* Listing:
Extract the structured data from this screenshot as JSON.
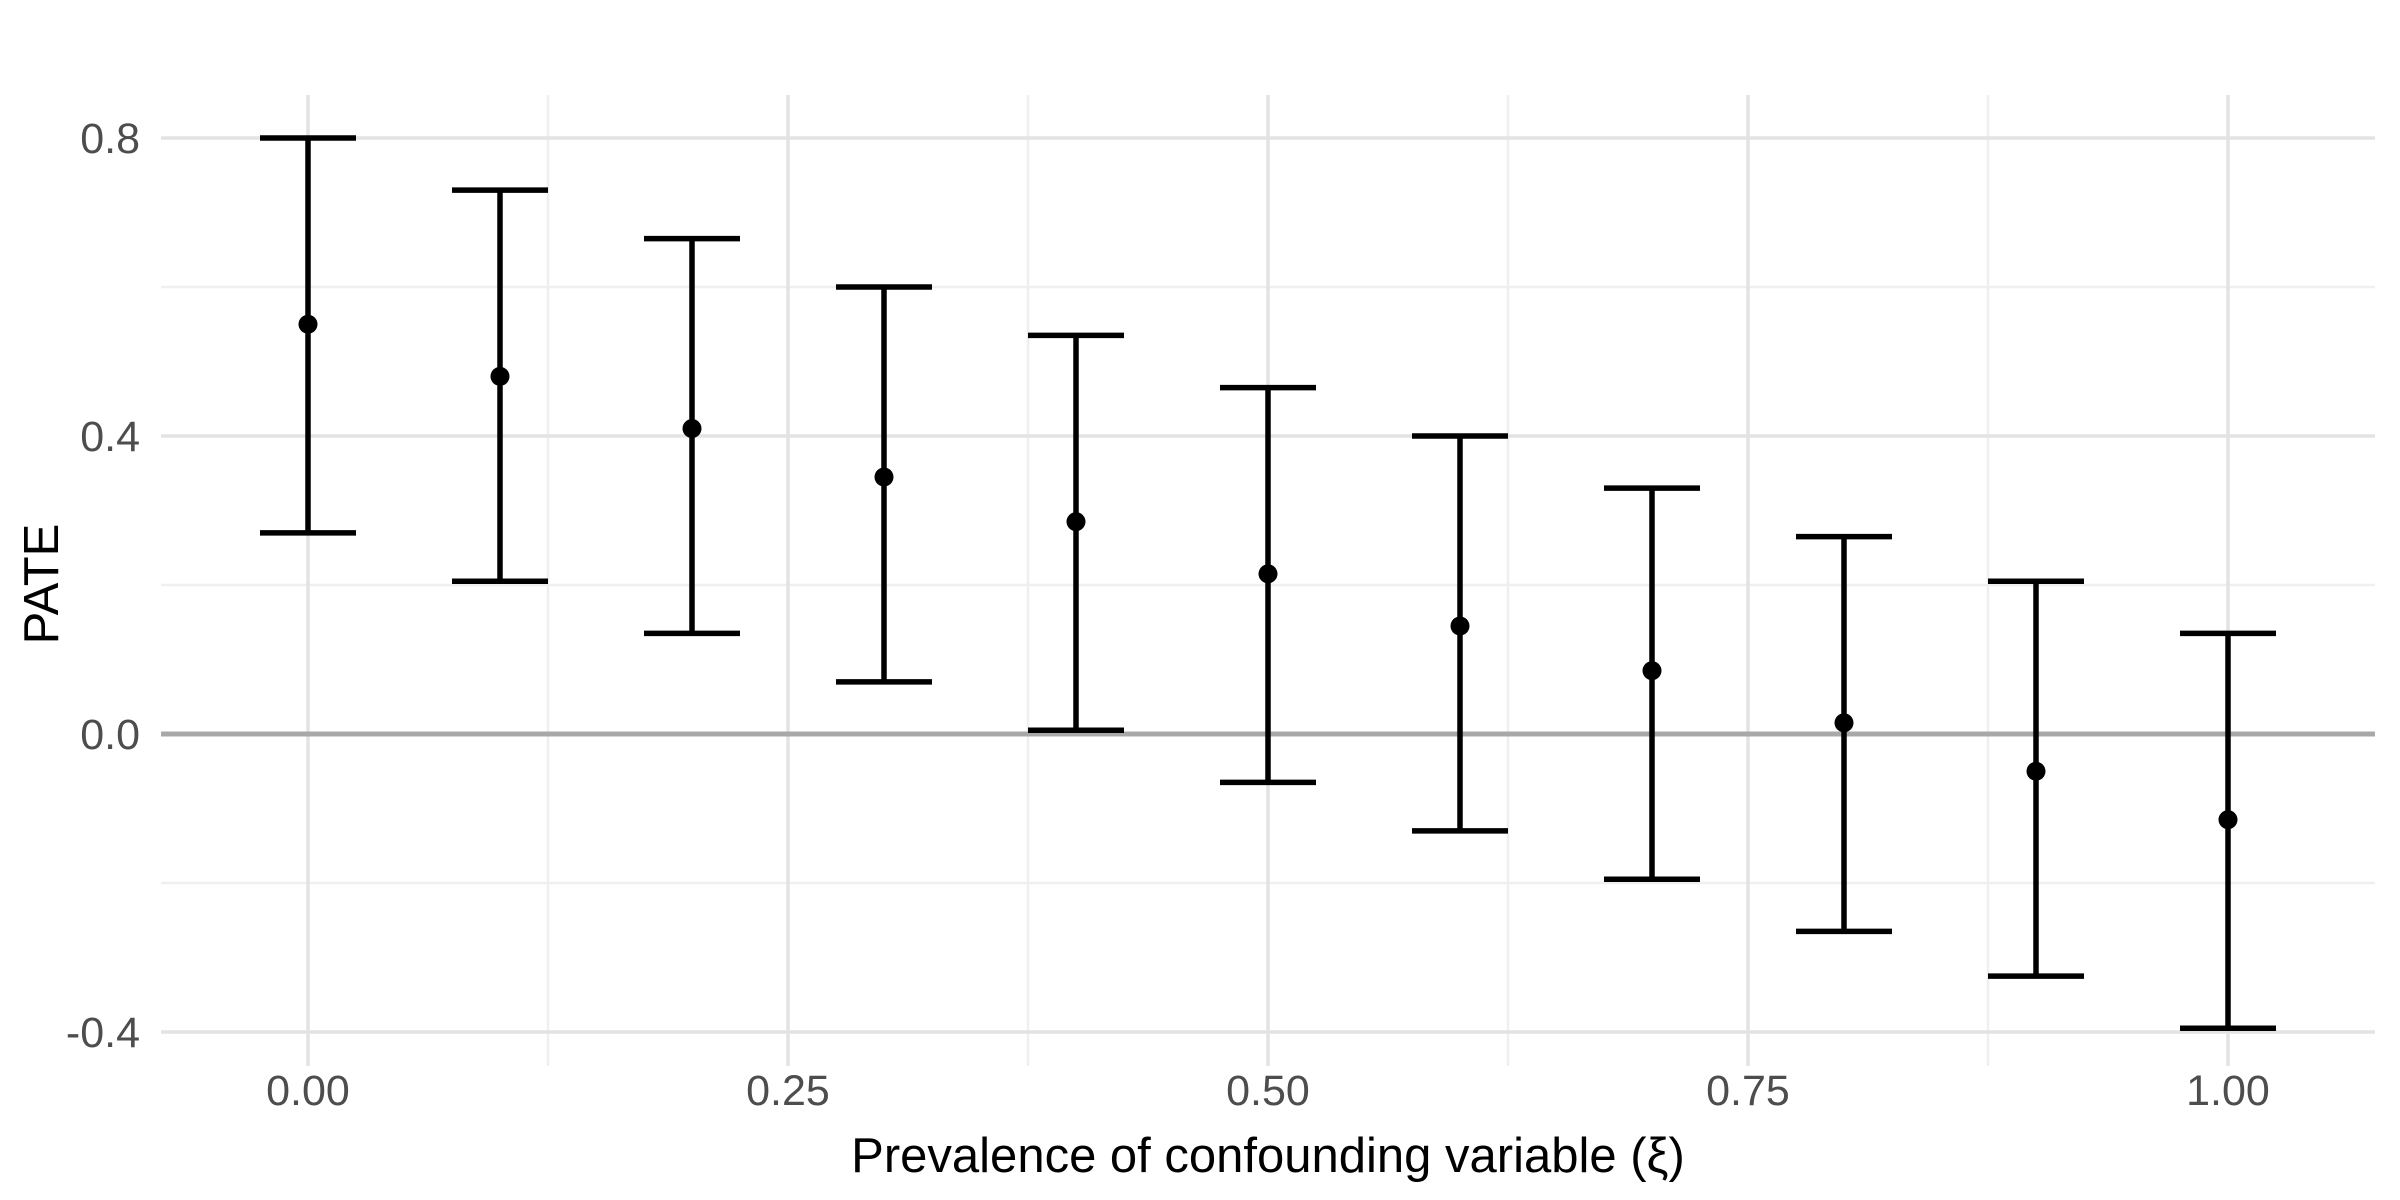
{
  "figure": {
    "background": "#ffffff",
    "x_axis": {
      "title": "Prevalence of confounding variable (ξ)"
    },
    "y_axis": {
      "title": "PATE"
    }
  },
  "chart_data": {
    "type": "pointrange",
    "title": "",
    "xlabel": "Prevalence of confounding variable (ξ)",
    "ylabel": "PATE",
    "x": [
      0.0,
      0.1,
      0.2,
      0.3,
      0.4,
      0.5,
      0.6,
      0.7,
      0.8,
      0.9,
      1.0
    ],
    "y": [
      0.55,
      0.48,
      0.41,
      0.345,
      0.285,
      0.215,
      0.145,
      0.085,
      0.015,
      -0.05,
      -0.115
    ],
    "ymin": [
      0.27,
      0.205,
      0.135,
      0.07,
      0.005,
      -0.065,
      -0.13,
      -0.195,
      -0.265,
      -0.325,
      -0.395
    ],
    "ymax": [
      0.8,
      0.73,
      0.665,
      0.6,
      0.535,
      0.465,
      0.4,
      0.33,
      0.265,
      0.205,
      0.135
    ],
    "reference_line_y": 0,
    "x_ticks": {
      "values": [
        0.0,
        0.25,
        0.5,
        0.75,
        1.0
      ],
      "labels": [
        "0.00",
        "0.25",
        "0.50",
        "0.75",
        "1.00"
      ],
      "minor": [
        0.125,
        0.375,
        0.625,
        0.875
      ]
    },
    "y_ticks": {
      "values": [
        0.8,
        0.4,
        0.0,
        -0.4
      ],
      "labels": [
        "0.8",
        "0.4",
        "0.0",
        "-0.4"
      ],
      "minor": [
        0.6,
        0.2,
        -0.2
      ]
    },
    "xlim": [
      -0.077,
      1.077
    ],
    "ylim": [
      -0.445,
      0.858
    ],
    "grid": "on",
    "legend": "none",
    "colors": {
      "point": "#000000",
      "major_grid": "#e3e3e3",
      "minor_grid": "#efefef",
      "zero_line": "#a8a8a8",
      "tick_text": "#4d4d4d",
      "title_text": "#000000"
    }
  }
}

* Your objective: Each line holding the word "variable" counts once; report the total and nothing else.

* Output: 2